» Goal
Carry none of the pictures over; set down the material below exactly.

Excerpts from a figure dataset:

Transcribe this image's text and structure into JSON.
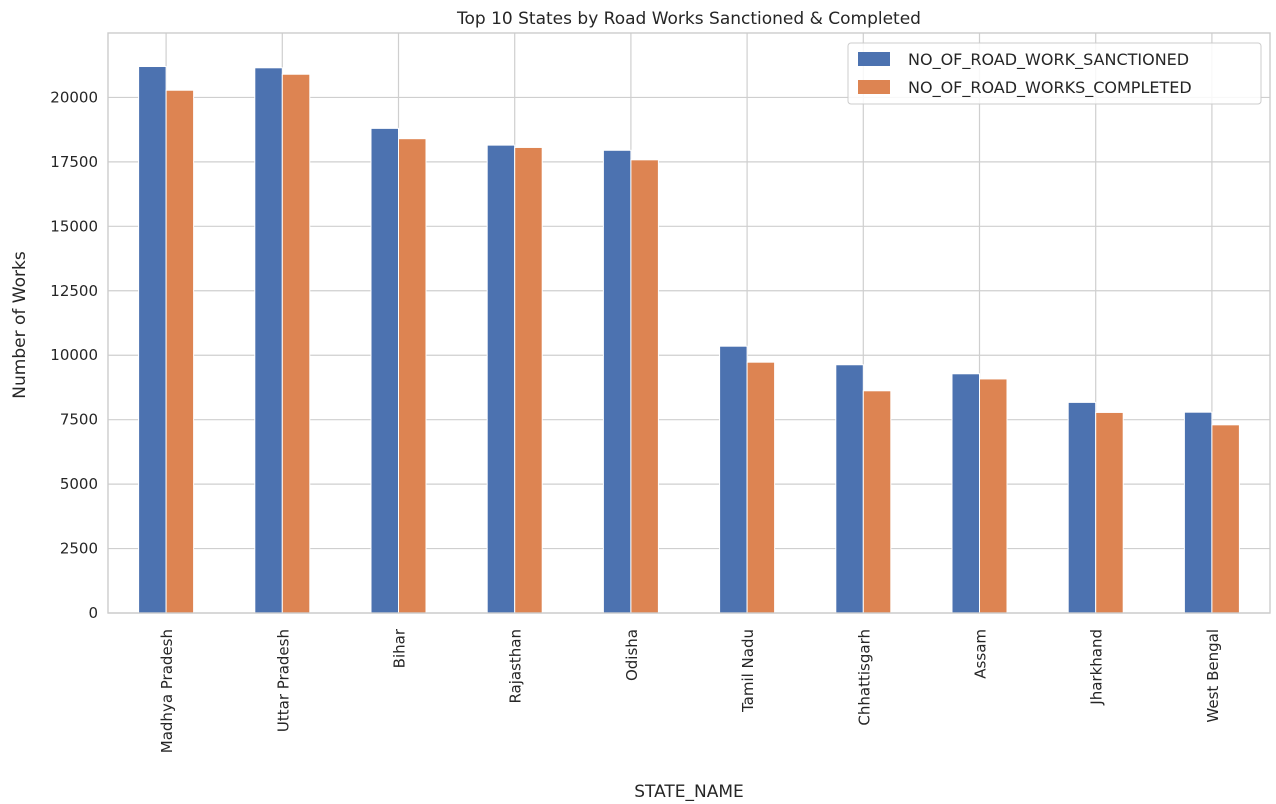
{
  "chart_data": {
    "type": "bar",
    "title": "Top 10 States by Road Works Sanctioned & Completed",
    "xlabel": "STATE_NAME",
    "ylabel": "Number of Works",
    "ylim": [
      0,
      22500
    ],
    "yticks": [
      0,
      2500,
      5000,
      7500,
      10000,
      12500,
      15000,
      17500,
      20000
    ],
    "grid": true,
    "legend_position": "top-right",
    "categories": [
      "Madhya Pradesh",
      "Uttar Pradesh",
      "Bihar",
      "Rajasthan",
      "Odisha",
      "Tamil Nadu",
      "Chhattisgarh",
      "Assam",
      "Jharkhand",
      "West Bengal"
    ],
    "series": [
      {
        "name": "NO_OF_ROAD_WORK_SANCTIONED",
        "color": "#4c72b0",
        "values": [
          21200,
          21150,
          18800,
          18150,
          17950,
          10350,
          9630,
          9280,
          8170,
          7790
        ]
      },
      {
        "name": "NO_OF_ROAD_WORKS_COMPLETED",
        "color": "#dd8452",
        "values": [
          20280,
          20900,
          18400,
          18060,
          17580,
          9730,
          8620,
          9080,
          7780,
          7300
        ]
      }
    ]
  }
}
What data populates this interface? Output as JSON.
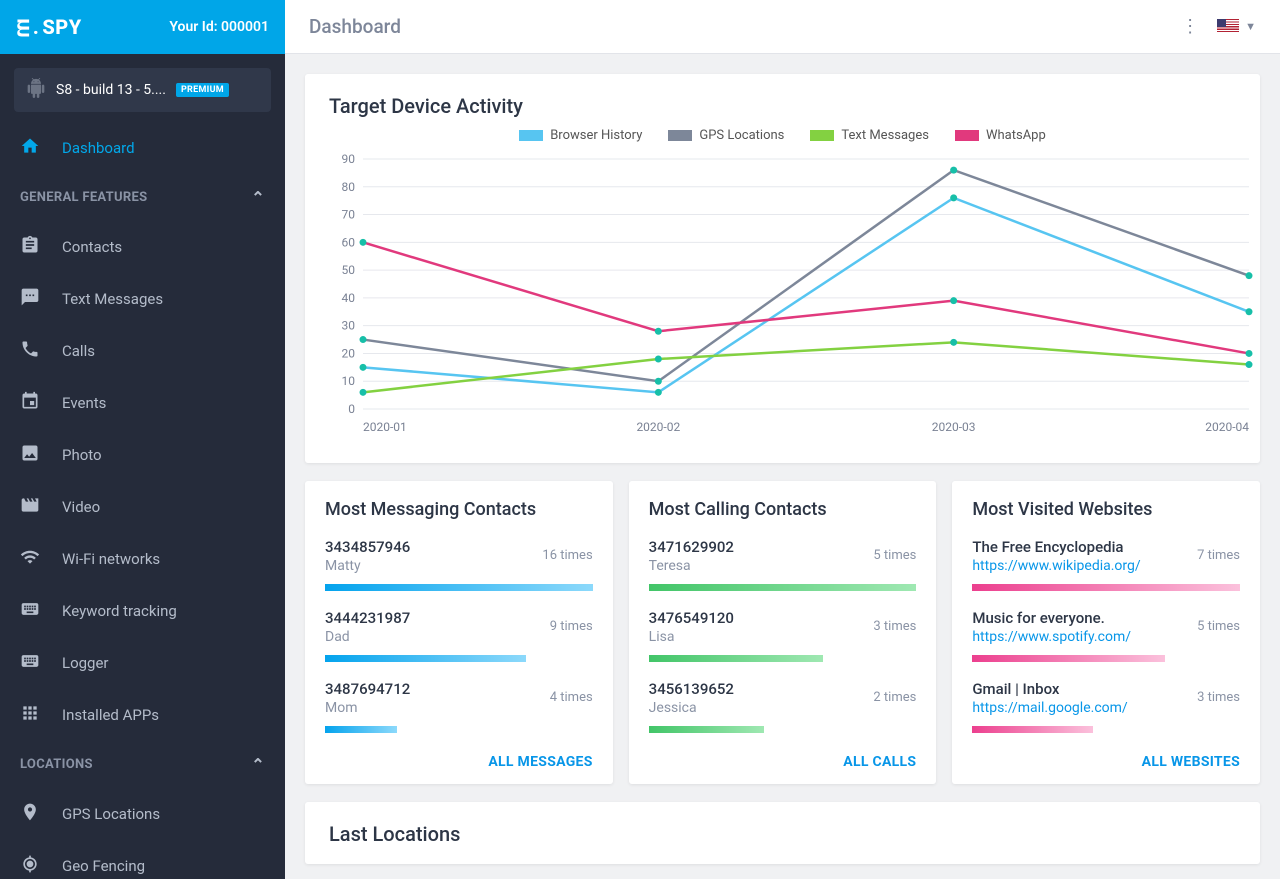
{
  "header": {
    "logo_text": "SPY",
    "your_id_label": "Your Id: 000001",
    "page_title": "Dashboard"
  },
  "device": {
    "name": "S8 - build 13 - 5....",
    "badge": "PREMIUM"
  },
  "nav": {
    "dashboard": "Dashboard",
    "section_general": "GENERAL FEATURES",
    "contacts": "Contacts",
    "text_messages": "Text Messages",
    "calls": "Calls",
    "events": "Events",
    "photo": "Photo",
    "video": "Video",
    "wifi": "Wi-Fi networks",
    "keyword": "Keyword tracking",
    "logger": "Logger",
    "apps": "Installed APPs",
    "section_locations": "LOCATIONS",
    "gps": "GPS Locations",
    "geo": "Geo Fencing"
  },
  "chart": {
    "title": "Target Device Activity",
    "type": "line",
    "x_labels": [
      "2020-01",
      "2020-02",
      "2020-03",
      "2020-04"
    ],
    "ylim": [
      0,
      90
    ],
    "ytick_step": 10,
    "series": [
      {
        "name": "Browser History",
        "color": "#57c5f1",
        "values": [
          15,
          6,
          76,
          35
        ]
      },
      {
        "name": "GPS Locations",
        "color": "#7d8799",
        "values": [
          25,
          10,
          86,
          48
        ]
      },
      {
        "name": "Text Messages",
        "color": "#83d141",
        "values": [
          6,
          18,
          24,
          16
        ]
      },
      {
        "name": "WhatsApp",
        "color": "#e1397d",
        "values": [
          60,
          28,
          39,
          20
        ]
      }
    ],
    "marker_color": "#17bfa8",
    "grid_color": "#e6e8ed",
    "axis_color": "#b7bdc8",
    "label_color": "#7a8294",
    "label_fontsize": 12
  },
  "cards": {
    "messaging": {
      "title": "Most Messaging Contacts",
      "bar_color_class": "blue",
      "items": [
        {
          "num": "3434857946",
          "sub": "Matty",
          "count": "16 times",
          "pct": 100
        },
        {
          "num": "3444231987",
          "sub": "Dad",
          "count": "9 times",
          "pct": 75
        },
        {
          "num": "3487694712",
          "sub": "Mom",
          "count": "4 times",
          "pct": 27
        }
      ],
      "footer": "ALL MESSAGES"
    },
    "calling": {
      "title": "Most Calling Contacts",
      "bar_color_class": "green",
      "items": [
        {
          "num": "3471629902",
          "sub": "Teresa",
          "count": "5 times",
          "pct": 100
        },
        {
          "num": "3476549120",
          "sub": "Lisa",
          "count": "3 times",
          "pct": 65
        },
        {
          "num": "3456139652",
          "sub": "Jessica",
          "count": "2 times",
          "pct": 43
        }
      ],
      "footer": "ALL CALLS"
    },
    "websites": {
      "title": "Most Visited Websites",
      "bar_color_class": "pink",
      "items": [
        {
          "num": "The Free Encyclopedia",
          "link": "https://www.wikipedia.org/",
          "count": "7 times",
          "pct": 100
        },
        {
          "num": "Music for everyone.",
          "link": "https://www.spotify.com/",
          "count": "5 times",
          "pct": 72
        },
        {
          "num": "Gmail | Inbox",
          "link": "https://mail.google.com/",
          "count": "3 times",
          "pct": 45
        }
      ],
      "footer": "ALL WEBSITES"
    }
  },
  "last_locations": {
    "title": "Last Locations"
  }
}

» Result for this task
Transcribe this image's text and structure into JSON.
{
  "chart_data": {
    "type": "bar",
    "title": "Top 10 States by Road Works Sanctioned & Completed",
    "xlabel": "STATE_NAME",
    "ylabel": "Number of Works",
    "ylim": [
      0,
      22500
    ],
    "yticks": [
      0,
      2500,
      5000,
      7500,
      10000,
      12500,
      15000,
      17500,
      20000
    ],
    "grid": true,
    "legend_position": "top-right",
    "categories": [
      "Madhya Pradesh",
      "Uttar Pradesh",
      "Bihar",
      "Rajasthan",
      "Odisha",
      "Tamil Nadu",
      "Chhattisgarh",
      "Assam",
      "Jharkhand",
      "West Bengal"
    ],
    "series": [
      {
        "name": "NO_OF_ROAD_WORK_SANCTIONED",
        "color": "#4c72b0",
        "values": [
          21200,
          21150,
          18800,
          18150,
          17950,
          10350,
          9630,
          9280,
          8170,
          7790
        ]
      },
      {
        "name": "NO_OF_ROAD_WORKS_COMPLETED",
        "color": "#dd8452",
        "values": [
          20280,
          20900,
          18400,
          18060,
          17580,
          9730,
          8620,
          9080,
          7780,
          7300
        ]
      }
    ]
  }
}
What data populates this interface? Output as JSON.
{
  "header": {
    "logo_text": "SPY",
    "your_id_label": "Your Id: 000001",
    "page_title": "Dashboard"
  },
  "device": {
    "name": "S8 - build 13 - 5....",
    "badge": "PREMIUM"
  },
  "nav": {
    "dashboard": "Dashboard",
    "section_general": "GENERAL FEATURES",
    "contacts": "Contacts",
    "text_messages": "Text Messages",
    "calls": "Calls",
    "events": "Events",
    "photo": "Photo",
    "video": "Video",
    "wifi": "Wi-Fi networks",
    "keyword": "Keyword tracking",
    "logger": "Logger",
    "apps": "Installed APPs",
    "section_locations": "LOCATIONS",
    "gps": "GPS Locations",
    "geo": "Geo Fencing"
  },
  "chart": {
    "title": "Target Device Activity",
    "type": "line",
    "x_labels": [
      "2020-01",
      "2020-02",
      "2020-03",
      "2020-04"
    ],
    "ylim": [
      0,
      90
    ],
    "ytick_step": 10,
    "series": [
      {
        "name": "Browser History",
        "color": "#57c5f1",
        "values": [
          15,
          6,
          76,
          35
        ]
      },
      {
        "name": "GPS Locations",
        "color": "#7d8799",
        "values": [
          25,
          10,
          86,
          48
        ]
      },
      {
        "name": "Text Messages",
        "color": "#83d141",
        "values": [
          6,
          18,
          24,
          16
        ]
      },
      {
        "name": "WhatsApp",
        "color": "#e1397d",
        "values": [
          60,
          28,
          39,
          20
        ]
      }
    ],
    "marker_color": "#17bfa8",
    "grid_color": "#e6e8ed",
    "axis_color": "#b7bdc8",
    "label_color": "#7a8294",
    "label_fontsize": 12
  },
  "cards": {
    "messaging": {
      "title": "Most Messaging Contacts",
      "bar_color_class": "blue",
      "items": [
        {
          "num": "3434857946",
          "sub": "Matty",
          "count": "16 times",
          "pct": 100
        },
        {
          "num": "3444231987",
          "sub": "Dad",
          "count": "9 times",
          "pct": 75
        },
        {
          "num": "3487694712",
          "sub": "Mom",
          "count": "4 times",
          "pct": 27
        }
      ],
      "footer": "ALL MESSAGES"
    },
    "calling": {
      "title": "Most Calling Contacts",
      "bar_color_class": "green",
      "items": [
        {
          "num": "3471629902",
          "sub": "Teresa",
          "count": "5 times",
          "pct": 100
        },
        {
          "num": "3476549120",
          "sub": "Lisa",
          "count": "3 times",
          "pct": 65
        },
        {
          "num": "3456139652",
          "sub": "Jessica",
          "count": "2 times",
          "pct": 43
        }
      ],
      "footer": "ALL CALLS"
    },
    "websites": {
      "title": "Most Visited Websites",
      "bar_color_class": "pink",
      "items": [
        {
          "num": "The Free Encyclopedia",
          "link": "https://www.wikipedia.org/",
          "count": "7 times",
          "pct": 100
        },
        {
          "num": "Music for everyone.",
          "link": "https://www.spotify.com/",
          "count": "5 times",
          "pct": 72
        },
        {
          "num": "Gmail | Inbox",
          "link": "https://mail.google.com/",
          "count": "3 times",
          "pct": 45
        }
      ],
      "footer": "ALL WEBSITES"
    }
  },
  "last_locations": {
    "title": "Last Locations"
  }
}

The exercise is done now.